- [Written request 1]:
List every web address that appears in the comment thread.
- [Written request 2]:
Extract everything in the comment thread from "User comments Olaf Brugman , 30 July 2003 @ 15:51" down to "choose the language.", keeping the wording unchanged.

- [Page extract]:
>>>>

User comments Olaf Brugman , 30 July 2003 @ 15:51 PM  Rating
Reply to CHris's links

Chris,
- the portoalegre link doesn't work;
- the World Social Forum link has English pages: click your link, right below the top bar, you can choose the language.
 











User comments Olaf Brugman , 30 July 2003 @ 09:26 AM  Rating
Links to Brazilian KM sites

- http://www.abong.org.br/ (Brazilian Association of NGOs);
- http://www.sbgc.org.br : Brazilian Society of KM;
- http://www.informal.com.br/ Informal Informatica Gestão do Conhecimento;
- http://www.kmbrasil.com/homepage.html (KM Brasil);
- http://www.terraforum.com.br/


 











User comments Chris Macrae , 30 July 2003 @ 01:36 AM  Rating
great posts from Brazil transfer 1
Mr Chris Macrae
From: Felipe Fonseca


Here in Brazil we´re creating a curious scenario: me and Hernani Dimantas created almost one year ago a newsletter and called a few people we had met on other mailing lists. What interested us was to put together people who were developing things based on the way free software works, but in other areas of knowledge. I´m not a programmer or something like that, and I envied those guys who were breaking many things we generally assume about knowledge. Soon, the list became a monster which were bigger than anything we could possibly explain to outsiders. What happened is that all those guys we called at the beginning were also interested in bringing the idea of free, collective knowledge to their own areas. at the first month, we had an average 30-40 messages a day, and one of the guys asked me to put online some kind of bookmark management system. I studied two or three, but finally decided to set up a wiki website, as I was currently creating one of those for a client.
What happened then was that people started putting on bookmarks and classifying them, and one day somebody wrote a draft to a social project and published it on the wiki website. For the surprise of everyone involved, three days later we had a full project with plenty of references and ways to get resources, a methodology for implementarion, and a suggested team. On the following months, more than 25 projects have been created. Some of them are just drafts, others have already become independent. We have there some projects so innovative that we knock at corporation´s doors to ask for resources and them don´t even understand what we´re talking about. "That´s not possible", they say. Well, most of our projects are possible. But the thing is, corporate people don´t believe that a project created by a group of geographically dispersed people who are not even an organization (we are creating a NGO on two weeks) can be trusted. Collaborative creation is something completely new to them.

<<<<

Element location data
>>>>

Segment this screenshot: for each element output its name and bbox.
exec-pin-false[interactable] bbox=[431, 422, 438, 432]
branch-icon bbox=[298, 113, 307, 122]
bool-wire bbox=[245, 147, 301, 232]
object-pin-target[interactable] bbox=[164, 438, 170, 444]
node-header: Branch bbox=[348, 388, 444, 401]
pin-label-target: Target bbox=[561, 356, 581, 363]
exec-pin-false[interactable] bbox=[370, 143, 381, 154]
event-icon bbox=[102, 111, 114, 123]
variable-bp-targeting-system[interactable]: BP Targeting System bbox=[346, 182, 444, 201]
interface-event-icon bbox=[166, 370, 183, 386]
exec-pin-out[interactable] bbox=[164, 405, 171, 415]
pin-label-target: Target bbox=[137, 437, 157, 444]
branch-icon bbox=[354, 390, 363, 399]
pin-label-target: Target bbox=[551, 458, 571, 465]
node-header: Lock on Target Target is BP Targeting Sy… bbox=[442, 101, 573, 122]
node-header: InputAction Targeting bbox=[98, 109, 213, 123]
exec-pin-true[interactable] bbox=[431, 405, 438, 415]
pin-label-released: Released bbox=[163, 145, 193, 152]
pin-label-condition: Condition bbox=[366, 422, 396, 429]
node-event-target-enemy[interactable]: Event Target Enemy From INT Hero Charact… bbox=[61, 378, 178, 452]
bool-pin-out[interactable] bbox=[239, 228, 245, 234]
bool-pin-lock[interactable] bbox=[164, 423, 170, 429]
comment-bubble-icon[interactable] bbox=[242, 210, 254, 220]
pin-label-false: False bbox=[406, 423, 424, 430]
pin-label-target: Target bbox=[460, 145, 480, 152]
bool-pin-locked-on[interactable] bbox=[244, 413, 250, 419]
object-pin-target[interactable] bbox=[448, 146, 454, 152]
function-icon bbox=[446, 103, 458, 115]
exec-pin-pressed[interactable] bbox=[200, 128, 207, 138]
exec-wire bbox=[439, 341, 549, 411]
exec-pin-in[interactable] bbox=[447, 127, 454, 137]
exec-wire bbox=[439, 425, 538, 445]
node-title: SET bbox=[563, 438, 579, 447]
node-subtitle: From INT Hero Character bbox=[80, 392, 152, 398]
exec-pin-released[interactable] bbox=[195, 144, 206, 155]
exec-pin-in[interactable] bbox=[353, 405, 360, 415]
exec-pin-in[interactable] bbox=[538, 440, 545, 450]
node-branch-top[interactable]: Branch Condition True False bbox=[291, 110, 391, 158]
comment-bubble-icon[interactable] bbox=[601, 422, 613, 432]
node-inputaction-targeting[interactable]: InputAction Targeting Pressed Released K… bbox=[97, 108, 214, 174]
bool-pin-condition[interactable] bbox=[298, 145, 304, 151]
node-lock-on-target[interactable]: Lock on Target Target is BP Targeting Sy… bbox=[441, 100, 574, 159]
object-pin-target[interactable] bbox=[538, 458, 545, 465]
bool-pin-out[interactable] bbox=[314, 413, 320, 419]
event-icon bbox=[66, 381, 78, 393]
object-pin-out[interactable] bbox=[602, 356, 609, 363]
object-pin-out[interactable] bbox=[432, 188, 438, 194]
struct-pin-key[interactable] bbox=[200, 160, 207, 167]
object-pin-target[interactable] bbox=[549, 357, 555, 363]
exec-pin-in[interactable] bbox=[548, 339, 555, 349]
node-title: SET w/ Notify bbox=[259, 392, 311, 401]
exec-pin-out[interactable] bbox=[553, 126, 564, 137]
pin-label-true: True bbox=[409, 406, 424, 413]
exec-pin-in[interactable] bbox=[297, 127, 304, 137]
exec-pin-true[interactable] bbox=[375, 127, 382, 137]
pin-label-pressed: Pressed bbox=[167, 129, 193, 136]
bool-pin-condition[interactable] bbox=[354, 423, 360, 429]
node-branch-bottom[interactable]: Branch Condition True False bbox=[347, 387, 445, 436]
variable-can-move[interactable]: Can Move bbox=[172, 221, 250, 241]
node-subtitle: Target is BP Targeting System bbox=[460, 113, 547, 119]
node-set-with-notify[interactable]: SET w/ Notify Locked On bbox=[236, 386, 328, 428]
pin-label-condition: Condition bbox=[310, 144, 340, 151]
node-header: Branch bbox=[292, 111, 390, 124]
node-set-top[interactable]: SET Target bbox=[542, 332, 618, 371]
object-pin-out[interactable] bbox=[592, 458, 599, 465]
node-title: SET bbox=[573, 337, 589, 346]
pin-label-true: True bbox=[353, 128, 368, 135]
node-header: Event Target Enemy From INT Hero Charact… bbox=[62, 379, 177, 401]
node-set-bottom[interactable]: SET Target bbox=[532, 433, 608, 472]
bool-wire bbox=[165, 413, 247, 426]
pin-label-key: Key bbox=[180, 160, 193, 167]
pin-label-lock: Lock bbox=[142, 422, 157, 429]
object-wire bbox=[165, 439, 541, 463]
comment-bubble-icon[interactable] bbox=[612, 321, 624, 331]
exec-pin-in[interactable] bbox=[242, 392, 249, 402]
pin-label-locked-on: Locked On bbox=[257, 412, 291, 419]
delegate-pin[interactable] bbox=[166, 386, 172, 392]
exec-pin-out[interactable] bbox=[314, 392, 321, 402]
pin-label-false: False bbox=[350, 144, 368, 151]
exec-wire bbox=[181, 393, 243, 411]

<<<<

- [Correct output 1]:
- http://www.abong.org.br/
- http://www.sbgc.org.br
- http://www.informal.com.br/
- http://www.kmbrasil.com/homepage.html
- http://www.terraforum.com.br/

- [Correct output 2]:
User comments Olaf Brugman , 30 July 2003 @ 15:51 PM  Rating
Reply to CHris's links

Chris,
- the portoalegre link doesn't work;
- the World Social Forum link has English pages: click your link, right below the top bar, you can choose the language.